> Directions for this task
Write out the listing below in full and exactly, leaving out every picture.

---- Data provided

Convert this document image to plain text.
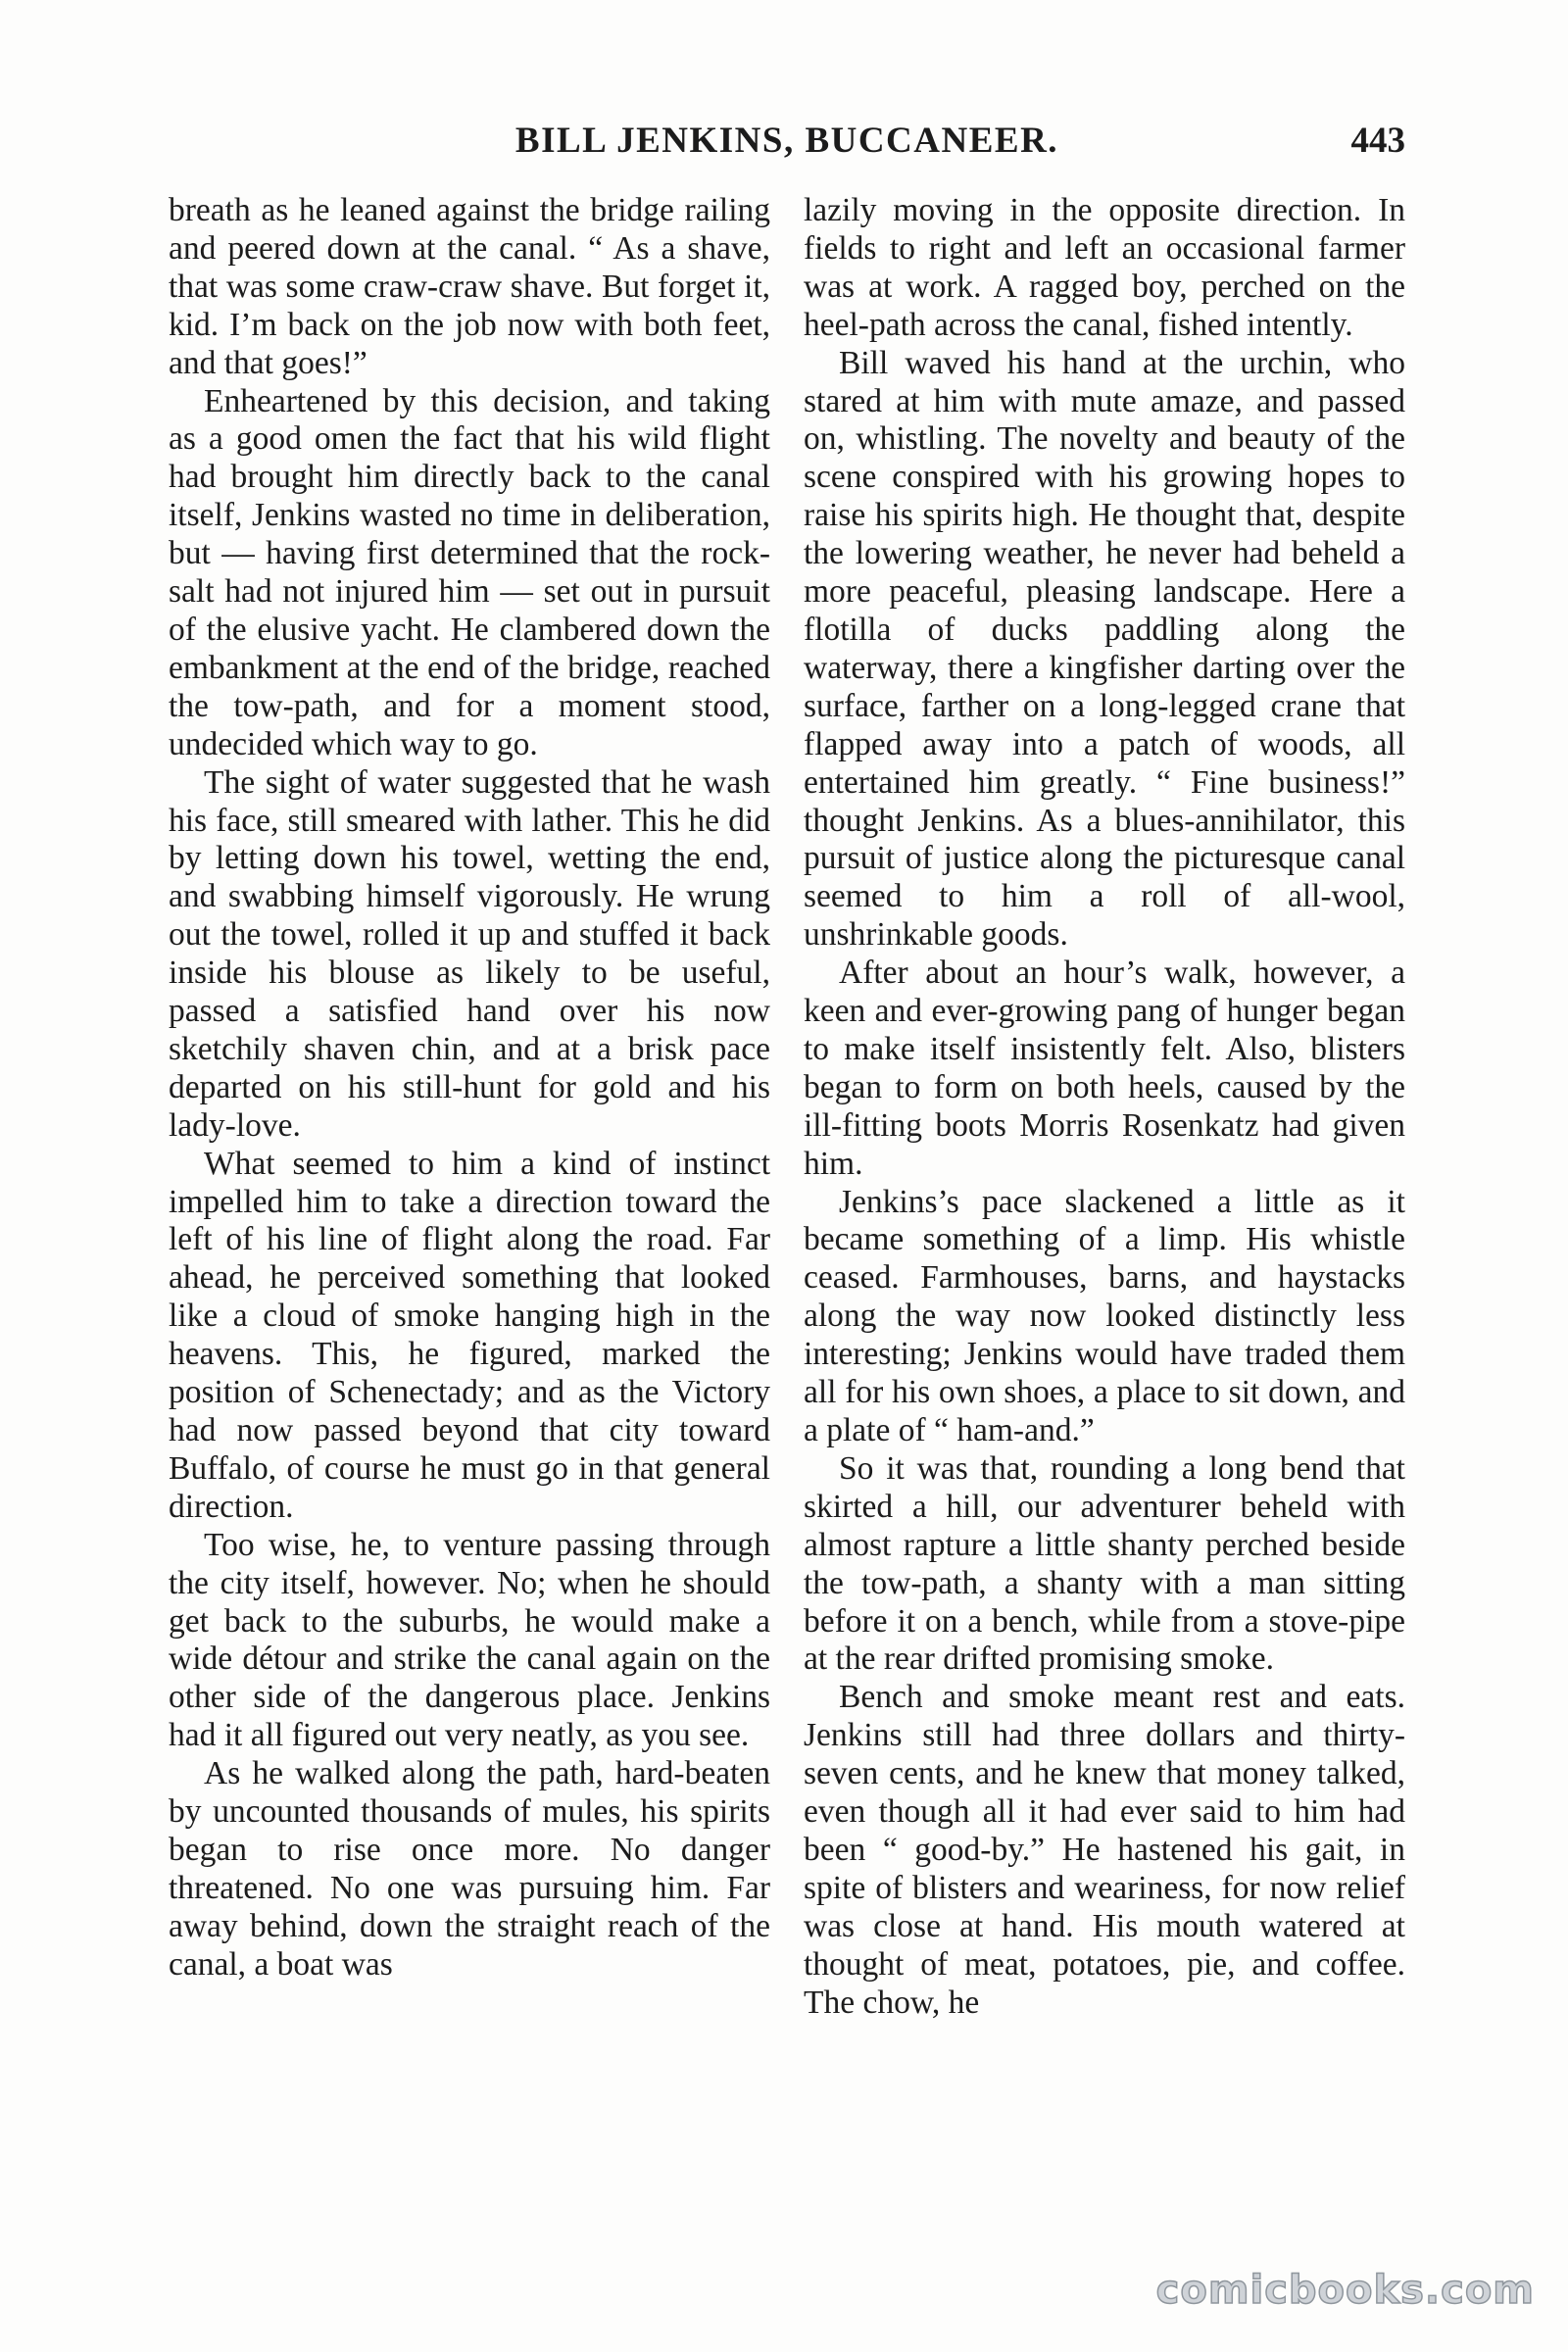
BILL JENKINS, BUCCANEER.	443

breath as he leaned against the bridge railing and peered down at the canal. “ As a shave, that was some craw-craw shave. But forget it, kid. I’m back on the job now with both feet, and that goes!”

Enheartened by this decision, and taking as a good omen the fact that his wild flight had brought him directly back to the canal itself, Jenkins wasted no time in deliberation, but — having first determined that the rock-salt had not injured him — set out in pursuit of the elusive yacht. He clambered down the embankment at the end of the bridge, reached the tow-path, and for a moment stood, undecided which way to go.

The sight of water suggested that he wash his face, still smeared with lather. This he did by letting down his towel, wetting the end, and swabbing himself vigorously. He wrung out the towel, rolled it up and stuffed it back inside his blouse as likely to be useful, passed a satisfied hand over his now sketchily shaven chin, and at a brisk pace departed on his still-hunt for gold and his lady-love.

What seemed to him a kind of instinct impelled him to take a direction toward the left of his line of flight along the road. Far ahead, he perceived something that looked like a cloud of smoke hanging high in the heavens. This, he figured, marked the position of Schenectady; and as the Victory had now passed beyond that city toward Buffalo, of course he must go in that general direction.

Too wise, he, to venture passing through the city itself, however. No; when he should get back to the suburbs, he would make a wide détour and strike the canal again on the other side of the dangerous place. Jenkins had it all figured out very neatly, as you see.

As he walked along the path, hard-beaten by uncounted thousands of mules, his spirits began to rise once more. No danger threatened. No one was pursuing him. Far away behind, down the straight reach of the canal, a boat was

lazily moving in the opposite direction. In fields to right and left an occasional farmer was at work. A ragged boy, perched on the heel-path across the canal, fished intently.

Bill waved his hand at the urchin, who stared at him with mute amaze, and passed on, whistling. The novelty and beauty of the scene conspired with his growing hopes to raise his spirits high. He thought that, despite the lowering weather, he never had beheld a more peaceful, pleasing landscape. Here a flotilla of ducks paddling along the waterway, there a kingfisher darting over the surface, farther on a long-legged crane that flapped away into a patch of woods, all entertained him greatly. “ Fine business!” thought Jenkins. As a blues-annihilator, this pursuit of justice along the picturesque canal seemed to him a roll of all-wool, unshrinkable goods.

After about an hour’s walk, however, a keen and ever-growing pang of hunger began to make itself insistently felt. Also, blisters began to form on both heels, caused by the ill-fitting boots Morris Rosenkatz had given him.

Jenkins’s pace slackened a little as it became something of a limp. His whistle ceased. Farmhouses, barns, and haystacks along the way now looked distinctly less interesting; Jenkins would have traded them all for his own shoes, a place to sit down, and a plate of “ ham-and.”

So it was that, rounding a long bend that skirted a hill, our adventurer beheld with almost rapture a little shanty perched beside the tow-path, a shanty with a man sitting before it on a bench, while from a stove-pipe at the rear drifted promising smoke.

Bench and smoke meant rest and eats. Jenkins still had three dollars and thirty-seven cents, and he knew that money talked, even though all it had ever said to him had been “ good-by.” He hastened his gait, in spite of blisters and weariness, for now relief was close at hand. His mouth watered at thought of meat, potatoes, pie, and coffee. The chow, he

comicbooks.com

--------

> Result
Convert this document image to plain text.
BILL JENKINS, BUCCANEER.	443

breath as he leaned against the bridge railing and peered down at the canal. “ As a shave, that was some craw-craw shave. But forget it, kid. I’m back on the job now with both feet, and that goes!”

Enheartened by this decision, and taking as a good omen the fact that his wild flight had brought him directly back to the canal itself, Jenkins wasted no time in deliberation, but — having first determined that the rock-salt had not injured him — set out in pursuit of the elusive yacht. He clambered down the embankment at the end of the bridge, reached the tow-path, and for a moment stood, undecided which way to go.

The sight of water suggested that he wash his face, still smeared with lather. This he did by letting down his towel, wetting the end, and swabbing himself vigorously. He wrung out the towel, rolled it up and stuffed it back inside his blouse as likely to be useful, passed a satisfied hand over his now sketchily shaven chin, and at a brisk pace departed on his still-hunt for gold and his lady-love.

What seemed to him a kind of instinct impelled him to take a direction toward the left of his line of flight along the road. Far ahead, he perceived something that looked like a cloud of smoke hanging high in the heavens. This, he figured, marked the position of Schenectady; and as the Victory had now passed beyond that city toward Buffalo, of course he must go in that general direction.

Too wise, he, to venture passing through the city itself, however. No; when he should get back to the suburbs, he would make a wide détour and strike the canal again on the other side of the dangerous place. Jenkins had it all figured out very neatly, as you see.

As he walked along the path, hard-beaten by uncounted thousands of mules, his spirits began to rise once more. No danger threatened. No one was pursuing him. Far away behind, down the straight reach of the canal, a boat was

lazily moving in the opposite direction. In fields to right and left an occasional farmer was at work. A ragged boy, perched on the heel-path across the canal, fished intently.

Bill waved his hand at the urchin, who stared at him with mute amaze, and passed on, whistling. The novelty and beauty of the scene conspired with his growing hopes to raise his spirits high. He thought that, despite the lowering weather, he never had beheld a more peaceful, pleasing landscape. Here a flotilla of ducks paddling along the waterway, there a kingfisher darting over the surface, farther on a long-legged crane that flapped away into a patch of woods, all entertained him greatly. “ Fine business!” thought Jenkins. As a blues-annihilator, this pursuit of justice along the picturesque canal seemed to him a roll of all-wool, unshrinkable goods.

After about an hour’s walk, however, a keen and ever-growing pang of hunger began to make itself insistently felt. Also, blisters began to form on both heels, caused by the ill-fitting boots Morris Rosenkatz had given him.

Jenkins’s pace slackened a little as it became something of a limp. His whistle ceased. Farmhouses, barns, and haystacks along the way now looked distinctly less interesting; Jenkins would have traded them all for his own shoes, a place to sit down, and a plate of “ ham-and.”

So it was that, rounding a long bend that skirted a hill, our adventurer beheld with almost rapture a little shanty perched beside the tow-path, a shanty with a man sitting before it on a bench, while from a stove-pipe at the rear drifted promising smoke.

Bench and smoke meant rest and eats. Jenkins still had three dollars and thirty-seven cents, and he knew that money talked, even though all it had ever said to him had been “ good-by.” He hastened his gait, in spite of blisters and weariness, for now relief was close at hand. His mouth watered at thought of meat, potatoes, pie, and coffee. The chow, he

comicbooks.com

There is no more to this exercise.